Given problem
Gather every line of the entries that includes the word "JSON".

The input
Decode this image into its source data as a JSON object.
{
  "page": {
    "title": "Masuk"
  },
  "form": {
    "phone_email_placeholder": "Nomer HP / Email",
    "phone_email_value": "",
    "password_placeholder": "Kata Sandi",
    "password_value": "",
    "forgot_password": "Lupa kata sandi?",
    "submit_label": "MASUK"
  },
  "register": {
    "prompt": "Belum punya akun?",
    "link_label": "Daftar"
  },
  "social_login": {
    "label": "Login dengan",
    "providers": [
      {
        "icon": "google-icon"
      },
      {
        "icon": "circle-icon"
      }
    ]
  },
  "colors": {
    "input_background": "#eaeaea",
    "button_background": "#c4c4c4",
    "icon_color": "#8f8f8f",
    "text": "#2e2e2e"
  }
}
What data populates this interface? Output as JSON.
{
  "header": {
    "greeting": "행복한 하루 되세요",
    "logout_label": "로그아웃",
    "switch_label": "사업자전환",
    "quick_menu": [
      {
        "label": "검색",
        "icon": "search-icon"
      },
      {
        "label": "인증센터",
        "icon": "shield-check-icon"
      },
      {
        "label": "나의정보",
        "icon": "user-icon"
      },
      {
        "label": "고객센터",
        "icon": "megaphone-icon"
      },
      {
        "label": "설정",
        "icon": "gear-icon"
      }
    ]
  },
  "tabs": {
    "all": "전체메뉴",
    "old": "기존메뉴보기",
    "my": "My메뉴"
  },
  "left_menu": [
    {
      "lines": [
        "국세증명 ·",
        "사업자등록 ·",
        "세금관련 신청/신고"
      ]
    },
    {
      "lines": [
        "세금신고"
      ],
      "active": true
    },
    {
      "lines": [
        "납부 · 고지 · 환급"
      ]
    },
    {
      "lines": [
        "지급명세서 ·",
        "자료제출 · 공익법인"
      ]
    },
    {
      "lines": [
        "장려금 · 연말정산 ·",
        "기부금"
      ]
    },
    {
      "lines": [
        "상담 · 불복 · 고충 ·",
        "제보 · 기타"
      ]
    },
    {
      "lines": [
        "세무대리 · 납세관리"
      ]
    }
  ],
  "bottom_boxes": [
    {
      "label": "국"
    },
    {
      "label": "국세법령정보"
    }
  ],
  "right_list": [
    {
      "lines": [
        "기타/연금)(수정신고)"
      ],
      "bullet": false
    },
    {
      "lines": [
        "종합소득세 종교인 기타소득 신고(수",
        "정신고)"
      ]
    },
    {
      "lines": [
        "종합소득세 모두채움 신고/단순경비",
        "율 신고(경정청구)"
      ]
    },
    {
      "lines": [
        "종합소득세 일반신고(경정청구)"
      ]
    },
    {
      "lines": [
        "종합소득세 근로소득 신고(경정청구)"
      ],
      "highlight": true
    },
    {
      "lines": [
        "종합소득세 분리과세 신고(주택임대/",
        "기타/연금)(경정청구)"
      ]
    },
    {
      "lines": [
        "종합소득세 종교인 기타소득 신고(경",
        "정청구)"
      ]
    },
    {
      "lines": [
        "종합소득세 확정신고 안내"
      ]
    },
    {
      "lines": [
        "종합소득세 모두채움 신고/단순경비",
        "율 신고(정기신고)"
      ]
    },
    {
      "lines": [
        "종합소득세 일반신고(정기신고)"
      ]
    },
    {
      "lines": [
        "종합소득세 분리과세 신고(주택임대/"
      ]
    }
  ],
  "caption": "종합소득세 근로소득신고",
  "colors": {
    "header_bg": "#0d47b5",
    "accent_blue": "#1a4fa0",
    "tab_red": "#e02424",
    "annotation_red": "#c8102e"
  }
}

Result of this exercise
Decode this image into its source data as a JSON object.
What data populates this interface? Output as JSON.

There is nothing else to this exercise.